== EXCERPT ==
────────────────

@henryiii @jpivarski Can you tell me if this is a hist
Issue or a uproot
Issue or neither? https://gist.github.com/matthewfeickert/ab6ac8677aad2e04738111d0af3e0549
(There's a Binder link in the Gist if you want to play with it in browser)
@henryiii @jpivarski Another followup question on moving from root files to hist.Hist
histograms via uproot
: Is there any way to be able to use uproot
's .to_hist()
API to get a hist.Hist
with storage=hist.storage.Weight()
? Or at the moment should I just write a little converter like I did here?
https://github.com/matthewfeickert/heputils/issues/24#issuecomment-800867686
Well that's super cool to hear. Congrats in advance Boost.Histogram
team. :)
boost-histogram
returning consistent objects via view()
for different storages. I personally value a consistent API for the tiny subset of features I use in practice (e.g. double/weight storages) higher than the extra flexibility. I suspect API consistency may also help with typing. Is this more consistent API something that may fit into hist
(or is it maybe already available there)?
h.variances()[…] =
will not work if variance is computed, as you are setting a computed value (mean storages)..values()[…] =
should work on all the existing storages, though. I would mostly recommend setting them all at once, using theh[…] =
syntax, though.
This could be fixed, though, right
h.variances()
returns a NumPy array that has been generated. Though https://github.com/scikit-hep/boost-histogram/discussions/504 would make this all much more elegent; you could write h.variances = …
and that would just work (and support flow / noflow).
The naive assumption when dividing histograms with error bars is that the error bars are independent (the same assumption that is usually made when adding or subtracting), but the most common use-case for dividing is to make an efficiency plot, in which the numerator is a strict subset of the denominator and both are counting statistics. Even when we know that this is the case, there are different ways of handling the statistics that differ for ratios close to 0 or 1. See the table on this page. There are strong arguments for some of these options, but not everybody agrees.
So if there is a way to divide histograms in a histogramming library, it should probably be some kind of method call, so that the statistical treatment can be configurable. If it's just the /
operator, a lot would have to be assumed.
So if there is a way to divide histograms in a histogramming library, it should probably be some kind of method call, so that the statistical treatment can be configurable. If it's just the
/
operator, a lot would have to be assumed.
yes, definitely! If it's not appropriate to include in a histogramming library, is this something that people are doing manually in their analyses? Or is there some other stats package that's more appropriate to be using here? Because right now, the simplest way of making an efficiency plot seems to me to convert boost_histograms into TH1 and divide there, which is a little silly!

────────────────

== DATA SHOWN ==
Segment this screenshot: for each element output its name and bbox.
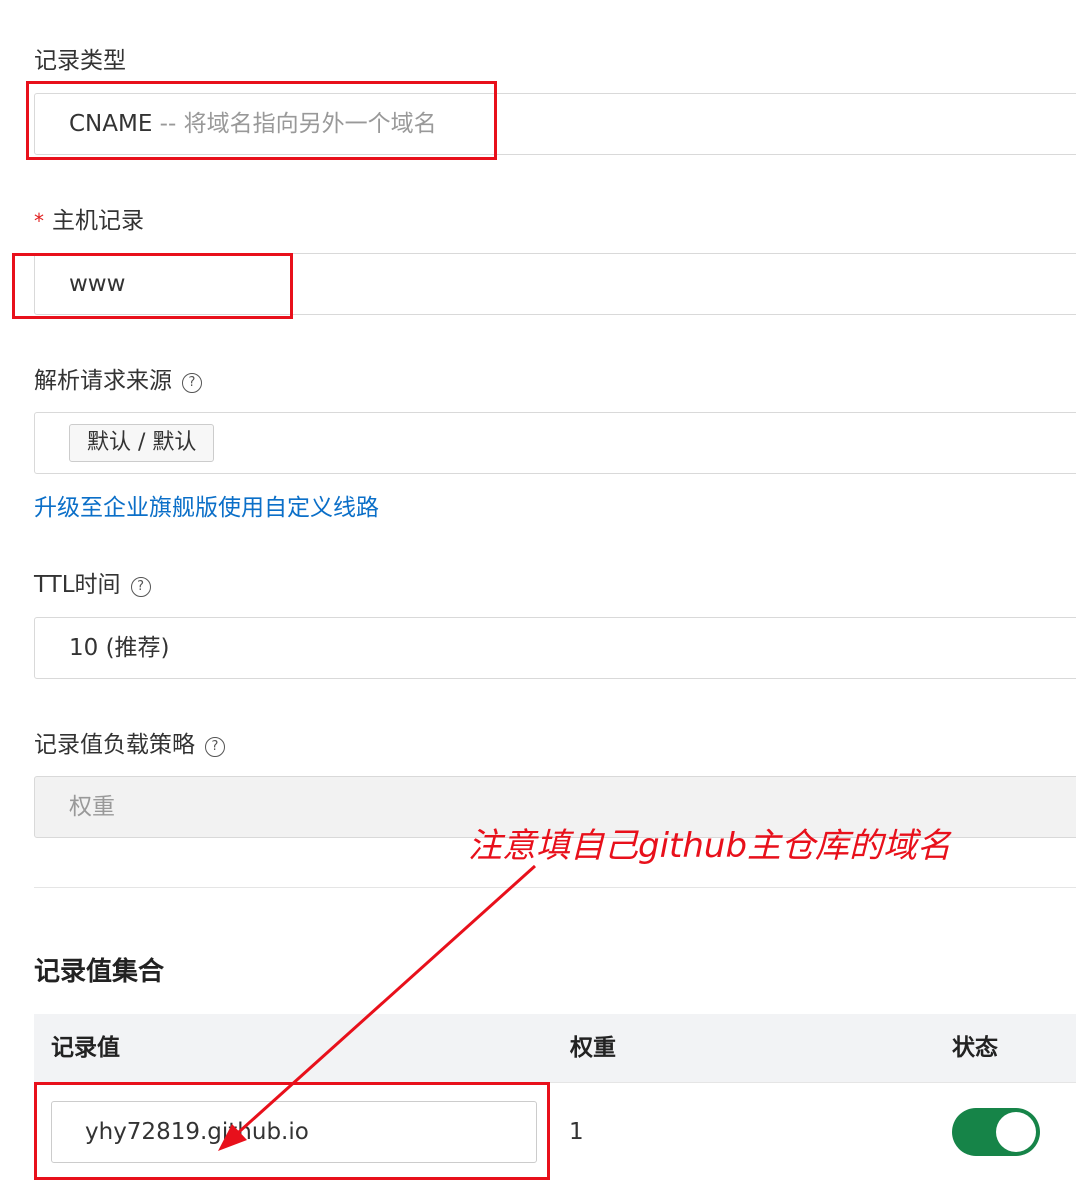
annotation-arrow — [218, 864, 537, 1151]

────────────────

== TO-DO LIST ==
(A) Using only the histogram thread, decide whether each statement agrees with it. Answer yes or no and quote the words that settle it. (i) When histograms with error bars are divided, the naive assumption is that the error bars are independent. (ii) In the most common use case for dividing, the numerator is a strict subset of the denominator. (iii) Everyone agrees on how to handle the statistics for ratios close to 0 or 1.
(B) Carry on the histogram thread with a reply to its last post.
The listing comes from a separate source and has no connection to the histogram thread.

== ANSWERS TO THE EXERCISE ==
(A)
(i) Yes: "The naive assumption when dividing histograms with error bars is that the error bars are independent"
(ii) Yes: "the numerator is a strict subset of the denominator"
(iii) No: "There are strong arguments for some of these options, but not everybody agrees."

(B)
coffea
histogram implementation has some of the relevant methods already implemented (https://coffeateam.github.io/coffea/modules/coffea.hist.html).
hist
now too: https://hist.readthedocs.io/en/latest/reference/hist.html#module-hist.intervals
hist
to make a ratio plot where the ratio is an efficiency then you could just follow the example in the User Guide with kwarg
rp_uncertainty_type="poisson-ratio"
(where of course you'd change the histograms so that hist_1
is a strict subset of hist_2
).
I think the
coffea
histogram implementation has some of the relevant methods already implemented (https://coffeateam.github.io/coffea/modules/coffea.hist.html).
thanks, I always steered away from coffea because all the examples are CMS-based and I haven't sat down and translated to atlas jargon :D I didn't actually realise it had histogramming!
and
If you want to use hist to make a ratio plot where the ratio is an efficiency then you could just follow the example in the User Guide with kwarg rp_uncertainty_type="poisson-ratio"
I also hadn't realise that hist could do this properly because I didn't see any efficiencies in the example.
two options now, thanks everyone!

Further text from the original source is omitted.